Data excerpts
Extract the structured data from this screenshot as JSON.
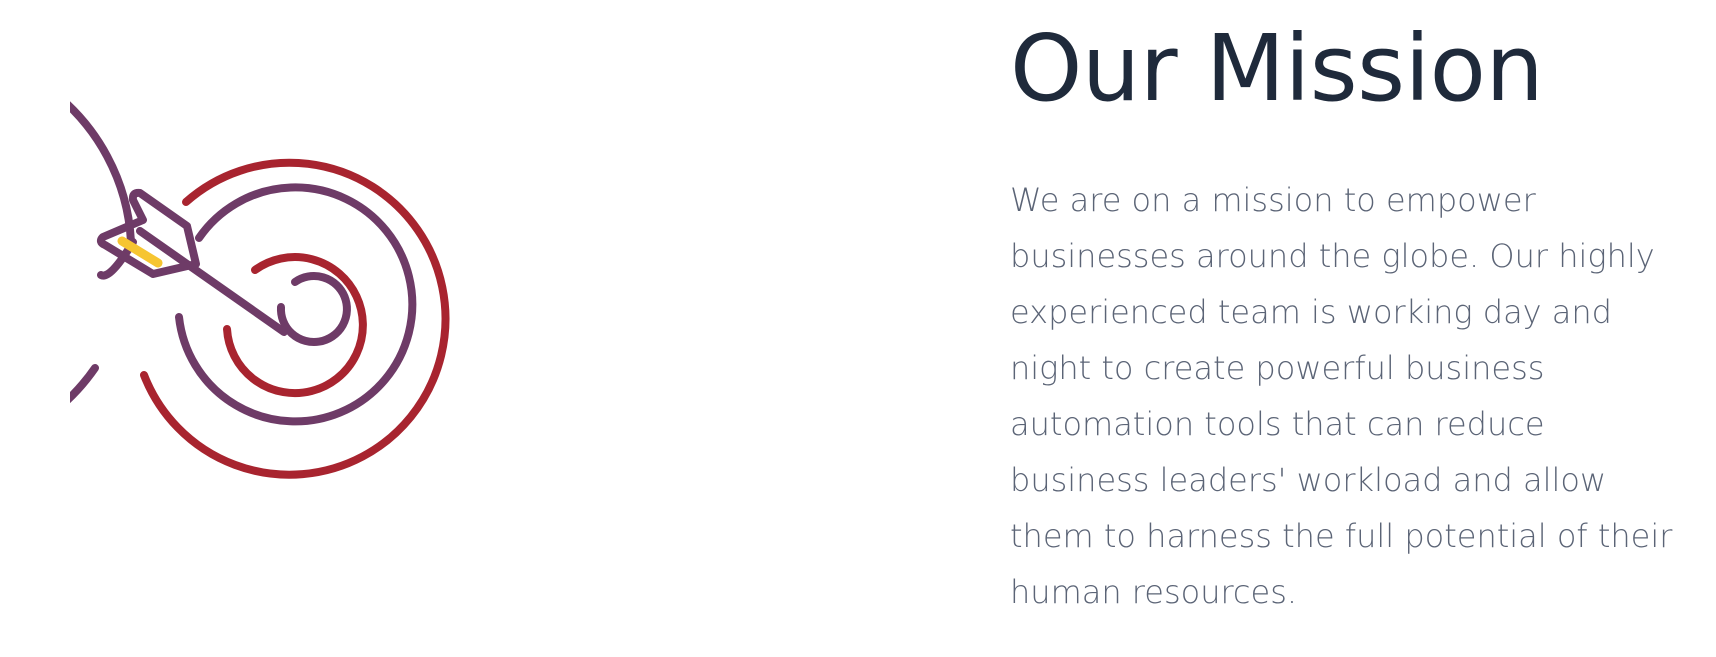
{
  "mission": {
    "title": "Our Mission",
    "body": "We are on a mission to empower businesses around the globe. Our highly experienced team is working day and night to create powerful business automation tools that can reduce business leaders' workload and allow them to harness the full potential of their human resources."
  },
  "illustration": {
    "icon": "target-with-arrow-icon",
    "colors": {
      "purple": "#6e3b67",
      "red": "#a8242f",
      "yellow": "#f6c531"
    }
  }
}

## What is required
Leave the images out and output the remaining material exactly as it stands.

## Response to this task
Extract the structured data from this screenshot as JSON.
{
  "mission": {
    "title": "Our Mission",
    "body": "We are on a mission to empower businesses around the globe. Our highly experienced team is working day and night to create powerful business automation tools that can reduce business leaders' workload and allow them to harness the full potential of their human resources."
  },
  "illustration": {
    "icon": "target-with-arrow-icon",
    "colors": {
      "purple": "#6e3b67",
      "red": "#a8242f",
      "yellow": "#f6c531"
    }
  }
}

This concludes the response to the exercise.